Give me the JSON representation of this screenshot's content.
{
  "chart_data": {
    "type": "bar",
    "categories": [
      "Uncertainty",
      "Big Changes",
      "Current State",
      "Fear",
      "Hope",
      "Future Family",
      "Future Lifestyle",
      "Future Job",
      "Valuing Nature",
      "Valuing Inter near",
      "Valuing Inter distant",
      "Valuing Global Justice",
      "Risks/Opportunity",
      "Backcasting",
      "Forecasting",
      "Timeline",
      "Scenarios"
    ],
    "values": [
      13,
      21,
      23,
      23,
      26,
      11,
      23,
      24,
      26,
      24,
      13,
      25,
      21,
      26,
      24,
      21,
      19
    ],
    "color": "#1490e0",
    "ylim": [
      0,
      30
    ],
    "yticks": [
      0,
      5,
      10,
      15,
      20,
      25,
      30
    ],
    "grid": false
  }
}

----

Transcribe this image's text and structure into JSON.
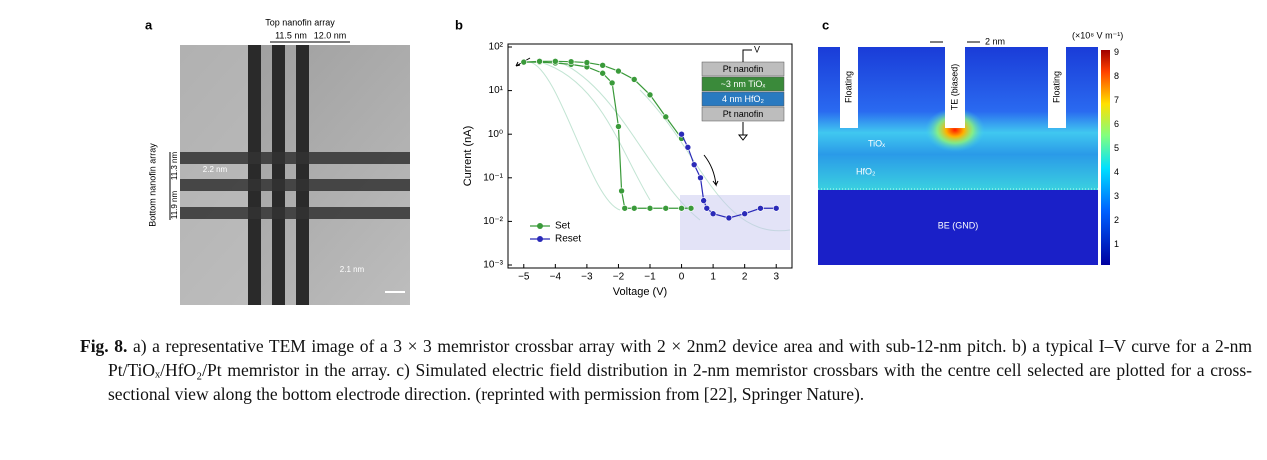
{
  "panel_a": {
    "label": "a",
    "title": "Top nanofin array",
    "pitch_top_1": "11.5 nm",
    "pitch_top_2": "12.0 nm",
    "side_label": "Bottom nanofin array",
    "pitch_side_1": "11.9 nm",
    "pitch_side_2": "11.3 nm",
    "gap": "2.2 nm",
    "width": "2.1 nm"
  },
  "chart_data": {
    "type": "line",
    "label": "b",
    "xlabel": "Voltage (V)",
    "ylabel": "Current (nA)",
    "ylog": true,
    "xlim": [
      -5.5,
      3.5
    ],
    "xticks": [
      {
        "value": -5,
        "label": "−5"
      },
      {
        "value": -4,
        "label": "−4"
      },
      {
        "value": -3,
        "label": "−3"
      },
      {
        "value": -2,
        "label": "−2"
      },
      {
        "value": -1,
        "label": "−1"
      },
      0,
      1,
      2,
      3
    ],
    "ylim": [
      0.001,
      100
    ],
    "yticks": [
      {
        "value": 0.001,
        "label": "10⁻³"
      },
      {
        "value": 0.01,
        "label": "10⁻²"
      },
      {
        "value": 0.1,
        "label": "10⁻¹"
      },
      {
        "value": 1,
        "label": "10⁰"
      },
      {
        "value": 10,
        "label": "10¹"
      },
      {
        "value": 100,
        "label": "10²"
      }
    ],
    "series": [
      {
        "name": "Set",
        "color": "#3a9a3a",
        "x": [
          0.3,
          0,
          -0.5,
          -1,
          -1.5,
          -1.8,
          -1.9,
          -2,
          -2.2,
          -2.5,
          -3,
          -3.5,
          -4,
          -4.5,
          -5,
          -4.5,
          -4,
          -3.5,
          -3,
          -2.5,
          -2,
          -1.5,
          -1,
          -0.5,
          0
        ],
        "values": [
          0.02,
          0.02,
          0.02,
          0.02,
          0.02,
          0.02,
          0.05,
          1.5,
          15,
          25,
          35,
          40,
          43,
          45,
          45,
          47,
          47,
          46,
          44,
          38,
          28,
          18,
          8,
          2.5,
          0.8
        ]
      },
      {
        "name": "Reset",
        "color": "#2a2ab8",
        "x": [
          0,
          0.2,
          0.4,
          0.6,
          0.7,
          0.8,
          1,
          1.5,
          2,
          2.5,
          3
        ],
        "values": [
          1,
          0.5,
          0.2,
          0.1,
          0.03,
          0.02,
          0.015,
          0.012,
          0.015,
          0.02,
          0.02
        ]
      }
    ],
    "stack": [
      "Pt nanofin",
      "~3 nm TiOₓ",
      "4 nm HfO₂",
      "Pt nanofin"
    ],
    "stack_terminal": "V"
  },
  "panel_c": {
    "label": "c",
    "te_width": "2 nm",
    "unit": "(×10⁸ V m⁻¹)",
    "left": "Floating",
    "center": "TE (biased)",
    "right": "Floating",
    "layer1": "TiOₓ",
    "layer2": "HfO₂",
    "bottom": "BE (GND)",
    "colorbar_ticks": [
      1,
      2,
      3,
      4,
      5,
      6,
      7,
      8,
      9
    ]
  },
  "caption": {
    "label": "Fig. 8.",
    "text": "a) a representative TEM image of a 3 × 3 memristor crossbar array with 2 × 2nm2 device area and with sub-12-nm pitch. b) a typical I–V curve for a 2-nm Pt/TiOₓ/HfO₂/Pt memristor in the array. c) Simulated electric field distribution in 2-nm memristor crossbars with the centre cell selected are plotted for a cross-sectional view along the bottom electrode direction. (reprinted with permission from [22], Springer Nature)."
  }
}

----

> [TASK TO COMPLETE]: Each line above that holds the string "image" should be copied and shown.

> [TASK RESULT]:
Transcribe this image's text and structure into JSON.
    "text": "a) a representative TEM image of a 3 × 3 memristor crossbar array with 2 × 2nm2 device area and with sub-12-nm pitch. b) a typical I–V curve for a 2-nm Pt/TiOₓ/HfO₂/Pt memristor in the array. c) Simulated electric field distribution in 2-nm memristor crossbars with the centre cell selected are plotted for a cross-sectional view along the bottom electrode direction. (reprinted with permission from [22], Springer Nature)."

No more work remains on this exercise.